#### EXCERPT ####

There's nothing like being a tourist to view life as a play, actors entering the stage and the exiting, to be seen no more!
Ah, indeed....paradise....Hawaii is no place for serious thought.......seriously?
Every time something deep comes into my mind, a mango or papaya intervenes, or the sound of crashing surf across the street reminds me of the waves I am missing!
Well, we've enjoyed our brief time here, though time stands still when there's nothing going on and no appointments to meet, or decisions to be made!
It's interesting how we humans, parading in our swim suits and beach attire, are SO self-conscious of appearances when, in fact, being far from home and away on vacation, no body will remember you or care. The few who notice have no comment and what judgment they render is silent and fleeting!
If one were at home, at a pool, spa, or lake, and being around friends, the self-consciousness would grow in leaps and bounds, but why should it? Sigh.......one advantage of being "mature" is the ease and conviction with which one simply doesn't care to imagine what others might think or see!
Seeing all these people parading by I wonder what stories are there to tell! Imagine how much their stories differ from their outward appearances!
I think it is good that one takes a break from routine and from familiar surroundings and people. It is good for the soul to be unknown and to shed the "clothes" of self-definitions and the expectations and opinions of friends in order to be "naked" before our soul and our God.
We've had a lovely time here on Maui and are thankful for the friends who have made it possible to take this break from a very intense schedule.
The politics of America faded, thankfully, from view, and so have many other things, yet, not everything. There are existential issues that no one can dismiss.

#### GIVEN INFORMATION ####

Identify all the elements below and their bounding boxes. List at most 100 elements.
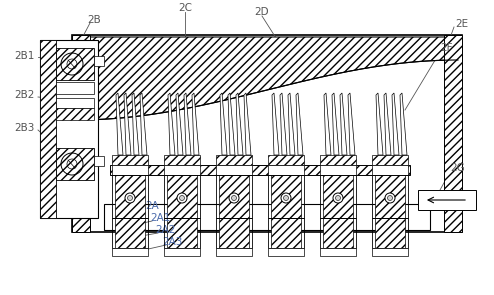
Bar [94, 56, 104, 66]
Polygon shape [192, 93, 199, 155]
Text: 2F: 2F [440, 43, 453, 53]
Bar [271, 175, 301, 218]
Bar [320, 175, 356, 218]
Polygon shape [296, 93, 303, 155]
Circle shape [177, 193, 187, 203]
Text: 2E: 2E [455, 19, 468, 29]
Polygon shape [244, 93, 251, 155]
Polygon shape [124, 93, 131, 155]
Bar [216, 248, 252, 256]
Polygon shape [272, 93, 279, 155]
Bar [40, 40, 98, 218]
Circle shape [179, 196, 184, 201]
Bar [271, 218, 301, 248]
Bar [216, 155, 252, 165]
Polygon shape [288, 93, 295, 155]
Bar [268, 248, 304, 256]
Polygon shape [176, 93, 183, 155]
Bar [219, 175, 249, 218]
Bar [56, 108, 94, 120]
Polygon shape [280, 93, 287, 155]
Polygon shape [140, 93, 147, 155]
Text: 2G: 2G [450, 163, 465, 173]
Bar [216, 175, 252, 218]
Bar [323, 175, 353, 218]
Text: 2D: 2D [255, 7, 269, 17]
Text: 2A: 2A [145, 201, 159, 211]
Bar [112, 218, 148, 248]
Circle shape [125, 193, 135, 203]
Bar [268, 175, 304, 218]
Bar [219, 218, 249, 248]
Circle shape [127, 196, 132, 201]
Bar [320, 155, 356, 165]
Polygon shape [340, 93, 347, 155]
Circle shape [385, 193, 395, 203]
Bar [164, 218, 200, 248]
Bar [167, 218, 197, 248]
Bar [40, 40, 56, 218]
Circle shape [333, 193, 343, 203]
Text: 2B2: 2B2 [14, 90, 35, 100]
Circle shape [281, 193, 291, 203]
Bar [104, 204, 430, 230]
Bar [115, 218, 145, 248]
Polygon shape [236, 93, 243, 155]
Bar [112, 165, 148, 175]
Circle shape [284, 196, 288, 201]
Bar [94, 156, 104, 166]
Bar [418, 190, 476, 210]
Polygon shape [116, 93, 123, 155]
Bar [375, 175, 405, 218]
Bar [112, 248, 148, 256]
Bar [164, 165, 200, 175]
Bar [216, 165, 252, 175]
Polygon shape [392, 93, 399, 155]
Bar [56, 48, 94, 80]
Bar [164, 248, 200, 256]
Bar [115, 175, 145, 218]
Polygon shape [132, 93, 139, 155]
Text: 2B3: 2B3 [14, 123, 35, 133]
Bar [375, 218, 405, 248]
Bar [268, 155, 304, 165]
Polygon shape [324, 93, 331, 155]
Text: 2A2: 2A2 [155, 225, 175, 235]
Bar [216, 218, 252, 248]
Bar [164, 175, 200, 218]
Bar [112, 155, 148, 165]
Bar [268, 218, 304, 248]
Bar [56, 98, 94, 108]
Bar [372, 248, 408, 256]
Bar [372, 165, 408, 175]
Bar [268, 165, 304, 175]
Bar [72, 35, 462, 232]
Polygon shape [400, 93, 407, 155]
Polygon shape [384, 93, 391, 155]
Text: 2A3: 2A3 [162, 237, 182, 247]
Polygon shape [332, 93, 339, 155]
Bar [164, 155, 200, 165]
Bar [372, 218, 408, 248]
Polygon shape [348, 93, 355, 155]
Polygon shape [228, 93, 235, 155]
Bar [444, 35, 462, 232]
Polygon shape [76, 37, 458, 120]
Bar [320, 218, 356, 248]
Polygon shape [220, 93, 227, 155]
Bar [72, 35, 90, 232]
Bar [56, 148, 94, 180]
Polygon shape [184, 93, 191, 155]
Text: 2A1: 2A1 [150, 213, 170, 223]
Bar [372, 155, 408, 165]
Bar [110, 165, 410, 175]
Bar [320, 165, 356, 175]
Bar [112, 175, 148, 218]
Polygon shape [168, 93, 175, 155]
Bar [56, 82, 94, 94]
Circle shape [232, 196, 237, 201]
Bar [167, 175, 197, 218]
Text: 2B1: 2B1 [14, 51, 35, 61]
Text: 2C: 2C [178, 3, 192, 13]
Text: 2B: 2B [87, 15, 101, 25]
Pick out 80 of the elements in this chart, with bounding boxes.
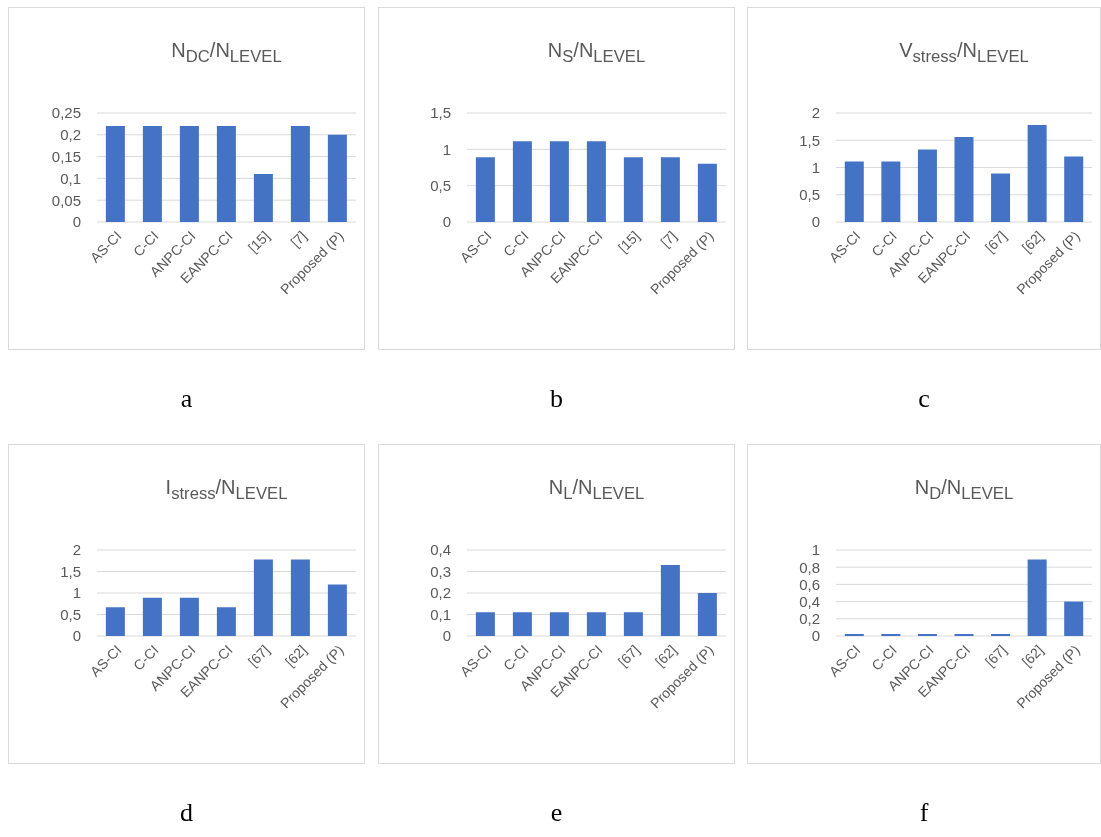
bar (142, 126, 162, 222)
chart-title: N$_{DC}$/N$_{LEVEL}$ (170, 38, 283, 68)
bar (290, 559, 310, 636)
y-tick-label: 0 (442, 213, 451, 231)
bar (991, 173, 1011, 222)
text: f (918, 798, 930, 828)
bar (216, 607, 236, 636)
bar (475, 157, 495, 222)
y-tick-label: 0 (72, 213, 81, 231)
bar (1064, 156, 1084, 222)
bar (179, 597, 199, 636)
bar (327, 584, 347, 636)
text: b (549, 384, 564, 414)
bar (586, 612, 606, 636)
y-tick-label: 0,3 (430, 562, 451, 580)
text: c (917, 384, 931, 414)
bar (105, 126, 125, 222)
bar (290, 126, 310, 222)
bar (327, 134, 347, 222)
bar (179, 126, 199, 222)
bar (660, 565, 680, 636)
y-tick-label: 0,4 (799, 592, 820, 610)
bar (586, 141, 606, 222)
bar (697, 593, 717, 636)
bar (1027, 124, 1047, 222)
y-tick-label: 0,4 (430, 541, 451, 559)
y-tick-label: 0,05 (51, 191, 81, 209)
y-tick-label: 0,2 (430, 584, 451, 602)
y-tick-label: 2 (72, 541, 81, 559)
y-tick-label: 0 (811, 213, 820, 231)
bar (142, 597, 162, 636)
y-tick-label: 0,6 (799, 575, 820, 593)
y-tick-label: 0,5 (799, 186, 820, 204)
y-tick-label: 1,5 (430, 104, 451, 122)
y-tick-label: 0 (72, 627, 81, 645)
y-tick-label: 1,5 (60, 562, 81, 580)
bar (623, 157, 643, 222)
text: e (549, 798, 564, 828)
y-tick-label: 0 (442, 627, 451, 645)
chart-title: I$_{stress}$/N$_{LEVEL}$ (164, 475, 289, 505)
bar (549, 141, 569, 222)
chart-title: N$_{D}$/N$_{LEVEL}$ (913, 475, 1015, 505)
bar (512, 612, 532, 636)
bar (844, 161, 864, 222)
bar (216, 126, 236, 222)
y-tick-label: 0 (811, 627, 820, 645)
bar (917, 149, 937, 222)
bar (881, 161, 901, 222)
y-tick-label: 0,1 (430, 605, 451, 623)
y-tick-label: 0,8 (799, 558, 820, 576)
y-tick-label: 0,25 (51, 104, 81, 122)
bar (623, 612, 643, 636)
bar (253, 174, 273, 222)
chart-title: N$_{L}$/N$_{LEVEL}$ (547, 475, 646, 505)
bar (1027, 559, 1047, 636)
bar (105, 607, 125, 636)
chart-title: V$_{stress}$/N$_{LEVEL}$ (898, 38, 1030, 68)
y-tick-label: 0,5 (60, 605, 81, 623)
y-tick-label: 1 (811, 158, 820, 176)
y-tick-label: 1 (442, 140, 451, 158)
y-tick-label: 0,5 (430, 176, 451, 194)
y-tick-label: 2 (811, 104, 820, 122)
y-tick-label: 1 (811, 541, 820, 559)
y-tick-label: 0,15 (51, 147, 81, 165)
bar (512, 141, 532, 222)
y-tick-label: 0,2 (60, 126, 81, 144)
bar (954, 136, 974, 222)
chart-title: N$_{S}$/N$_{LEVEL}$ (546, 38, 647, 68)
y-tick-label: 1 (72, 584, 81, 602)
y-tick-label: 0,2 (799, 610, 820, 628)
bar (475, 612, 495, 636)
text: d (179, 798, 194, 828)
bar (660, 157, 680, 222)
bar (253, 559, 273, 636)
y-tick-label: 1,5 (799, 131, 820, 149)
text: a (179, 384, 194, 414)
bar (697, 163, 717, 222)
bar (1064, 601, 1084, 636)
y-tick-label: 0,1 (60, 169, 81, 187)
bar (549, 612, 569, 636)
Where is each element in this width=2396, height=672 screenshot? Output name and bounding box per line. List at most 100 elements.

####

Please say what, according to the Maui reflection, reminds the writer of the waves they are missing. The entries are separate material from the Maui reflection.

The sound of crashing surf across the street.